» **GOAL**
Your copy should contain exactly the lines from the one that holds "What text is on this page?" through the end of the material, reproduced as written, with no pictures.

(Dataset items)
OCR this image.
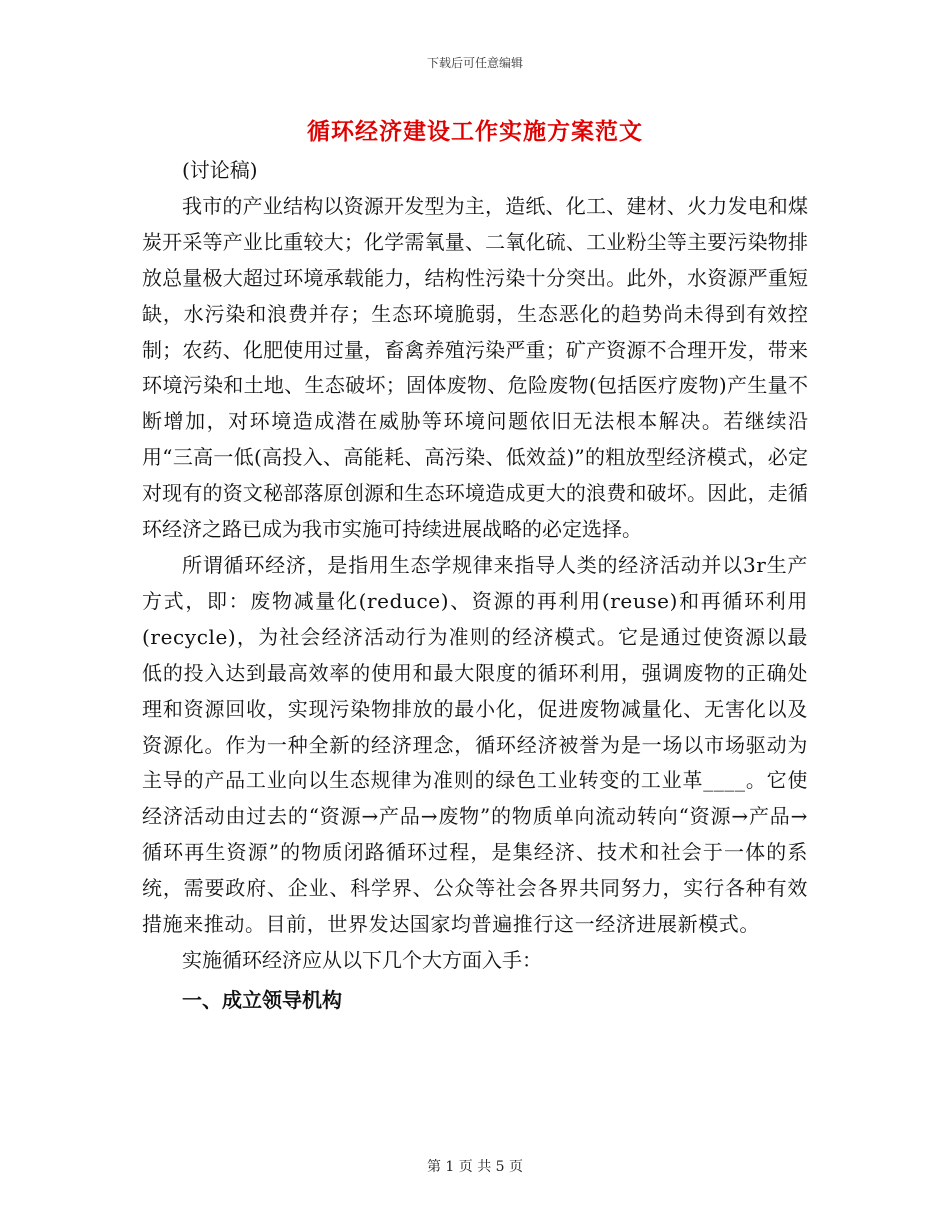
下载后可任意编辑
循环经济建设工作实施方案范文

(讨论稿)

我市的产业结构以资源开发型为主，造纸、化工、建材、火力发电和煤炭开采等产业比重较大；化学需氧量、二氧化硫、工业粉尘等主要污染物排放总量极大超过环境承载能力，结构性污染十分突出。此外，水资源严重短缺，水污染和浪费并存；生态环境脆弱，生态恶化的趋势尚未得到有效控制；农药、化肥使用过量，畜禽养殖污染严重；矿产资源不合理开发，带来环境污染和土地、生态破坏；固体废物、危险废物(包括医疗废物)产生量不断增加，对环境造成潜在威胁等环境问题依旧无法根本解决。若继续沿用“三高一低(高投入、高能耗、高污染、低效益)”的粗放型经济模式，必定对现有的资文秘部落原创源和生态环境造成更大的浪费和破坏。因此，走循环经济之路已成为我市实施可持续进展战略的必定选择。

所谓循环经济，是指用生态学规律来指导人类的经济活动并以3r生产方式，即：废物减量化(reduce)、资源的再利用(reuse)和再循环利用(recycle)，为社会经济活动行为准则的经济模式。它是通过使资源以最低的投入达到最高效率的使用和最大限度的循环利用，强调废物的正确处理和资源回收，实现污染物排放的最小化，促进废物减量化、无害化以及资源化。作为一种全新的经济理念，循环经济被誉为是一场以市场驱动为主导的产品工业向以生态规律为准则的绿色工业转变的工业革____。它使经济活动由过去的“资源→产品→废物”的物质单向流动转向“资源→产品→循环再生资源”的物质闭路循环过程，是集经济、技术和社会于一体的系统，需要政府、企业、科学界、公众等社会各界共同努力，实行各种有效措施来推动。目前，世界发达国家均普遍推行这一经济进展新模式。

实施循环经济应从以下几个大方面入手：

一、成立领导机构
第 1 页 共 5 页
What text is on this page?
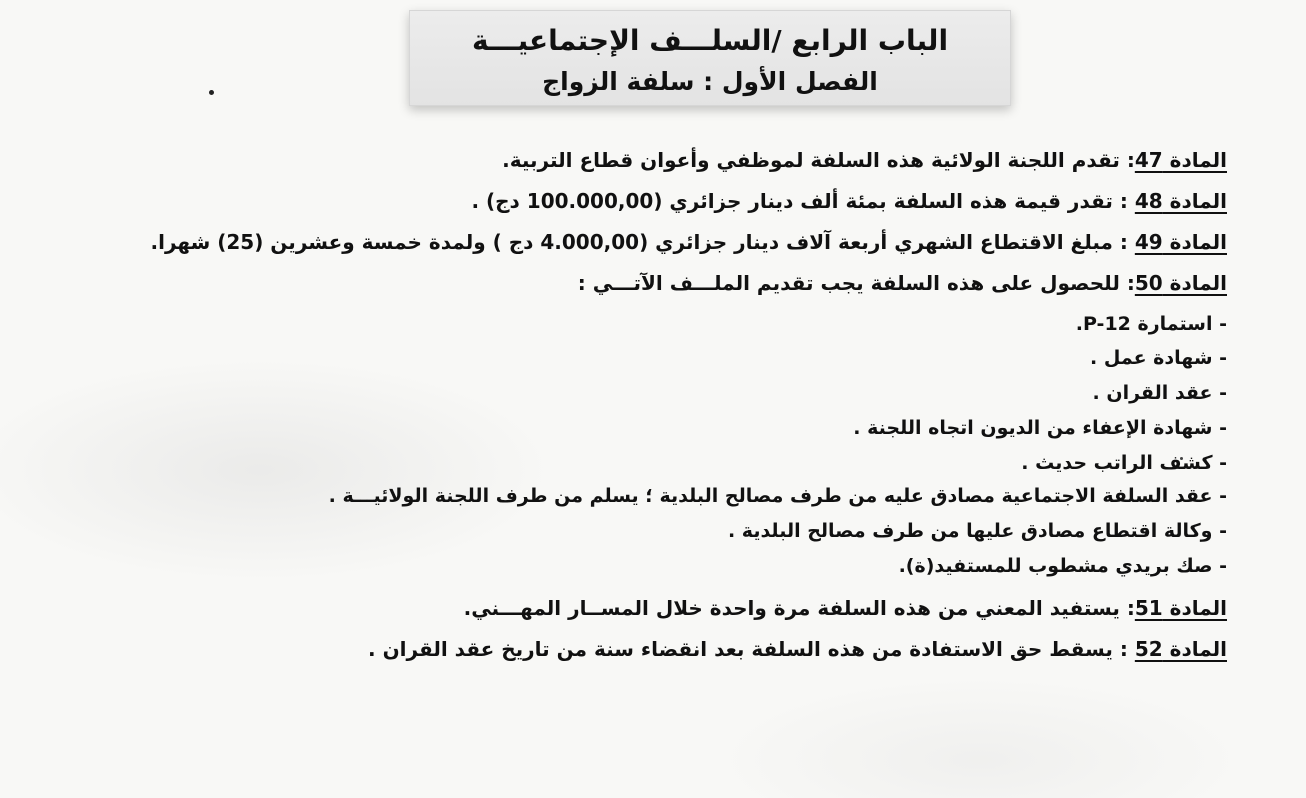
الباب الرابع /السلـــف الإجتماعيـــة
الفصل الأول : سلفة الزواج
المادة 47: تقدم اللجنة الولائية هذه السلفة لموظفي وأعوان قطاع التربية.
المادة 48 : تقدر قيمة هذه السلفة بمئة ألف دينار جزائري (100.000,00 دج) .
المادة 49 : مبلغ الاقتطاع الشهري أربعة آلاف دينار جزائري (4.000,00 دج ) ولمدة خمسة وعشرين (25) شهرا.
المادة 50: للحصول على هذه السلفة يجب تقديم الملـــف الآتـــي :
- استمارة P-12.
- شهادة عمل .
- عقد القران .
- شهادة الإعفاء من الديون اتجاه اللجنة .
- كشف الراتب حديث .
- عقد السلفة الاجتماعية مصادق عليه من طرف مصالح البلدية ؛ يسلم من طرف اللجنة الولائيـــة .
- وكالة اقتطاع مصادق عليها من طرف مصالح البلدية .
- صك بريدي مشطوب للمستفيد(ة).
المادة 51: يستفيد المعني من هذه السلفة مرة واحدة خلال المســار المهـــني.
المادة 52 : يسقط حق الاستفادة من هذه السلفة بعد انقضاء سنة من تاريخ عقد القران .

» **SOLUTION TO THIS PROBLEM**
What text is on this page?
الباب الرابع /السلـــف الإجتماعيـــة
الفصل الأول : سلفة الزواج
المادة 47: تقدم اللجنة الولائية هذه السلفة لموظفي وأعوان قطاع التربية.
المادة 48 : تقدر قيمة هذه السلفة بمئة ألف دينار جزائري (100.000,00 دج) .
المادة 49 : مبلغ الاقتطاع الشهري أربعة آلاف دينار جزائري (4.000,00 دج ) ولمدة خمسة وعشرين (25) شهرا.
المادة 50: للحصول على هذه السلفة يجب تقديم الملـــف الآتـــي :
- استمارة P-12.
- شهادة عمل .
- عقد القران .
- شهادة الإعفاء من الديون اتجاه اللجنة .
- كشف الراتب حديث .
- عقد السلفة الاجتماعية مصادق عليه من طرف مصالح البلدية ؛ يسلم من طرف اللجنة الولائيـــة .
- وكالة اقتطاع مصادق عليها من طرف مصالح البلدية .
- صك بريدي مشطوب للمستفيد(ة).
المادة 51: يستفيد المعني من هذه السلفة مرة واحدة خلال المســار المهـــني.
المادة 52 : يسقط حق الاستفادة من هذه السلفة بعد انقضاء سنة من تاريخ عقد القران .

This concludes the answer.